- **简短问题 A**
按照任务文档,A1 这一步要新建哪个文件?
- **简短问题 B**
请原样返回任务文档中从“Ai.Dev 💻(session key: agent:coder:main”到“Part A:智能代理池(6 步)”的那段文字。

- **文章**
┏━━
任务 ID: task-t038p7-3c0199  |  文件: task.md  |  最后修改: 2026-03-01 21:26:52

Task task-t038p7-3c0199 — 智能代理池 + 重叠路由重构(T038-P7)

文件路径

原始需求

两件事合并执行:
1. 智能代理池:所有 channel 的 HTTP 请求支持代理池自动 fallback + 学习最优代理
2. 重叠路由重构:重叠源(GitHub/YouTube/Bilibili/Reddit)搜索走 SearXNG,Channel 专注 read

设计方案(必读)/root/.openclaw/workspace/tasks/T038-P7-proxy-pool-design.md


执行链

coder → reviewer → 爱衣质检


Ai.Dev 💻(session key: agent:coder:main

执行前必读
1. /root/.openclaw/workspace/tasks/T038-P7-proxy-pool-design.md — 完整设计方案
2. /srv/projects/agent-reach/ai_search/channels/base.py — 当前基类
3. /srv/projects/agent-reach/ai_search/core.py — 当前路由逻辑
4. /srv/projects/agent-reach/ai_search/config.py — 当前配置


Part A:智能代理池(6 步)

A1:新建 ai_search/proxy_pool.py(~200 行)

实现 SmartProxyPool 类,核心功能:

@dataclass
class ProxyStat:
    success: int = 0
    fail: int = 0
    total_latency_ms: float = 0.0
    last_success_ts: float = 0.0
    last_fail_ts: float = 0.0

class SmartProxyPool:
    STATS_FILE = Path.home() / ".ai-search" / "proxy-stats.json"
┗━━
- **数据块**
┏━━
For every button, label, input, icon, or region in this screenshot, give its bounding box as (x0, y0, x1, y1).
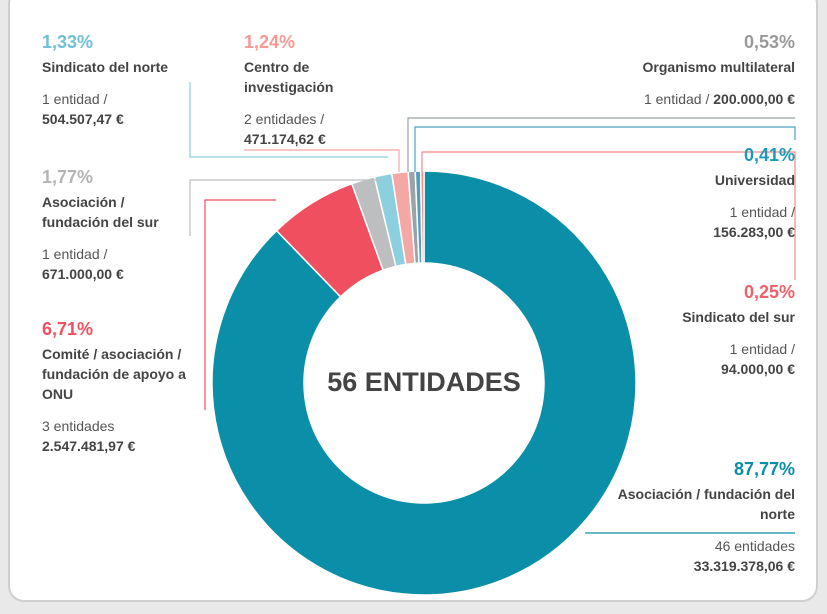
┗━━
- **任务结果 A**
ai_search/proxy_pool.py

- **任务结果 B**
Ai.Dev 💻(session key: agent:coder:main

执行前必读
1. /root/.openclaw/workspace/tasks/T038-P7-proxy-pool-design.md — 完整设计方案
2. /srv/projects/agent-reach/ai_search/channels/base.py — 当前基类
3. /srv/projects/agent-reach/ai_search/core.py — 当前路由逻辑
4. /srv/projects/agent-reach/ai_search/config.py — 当前配置


Part A:智能代理池(6 步)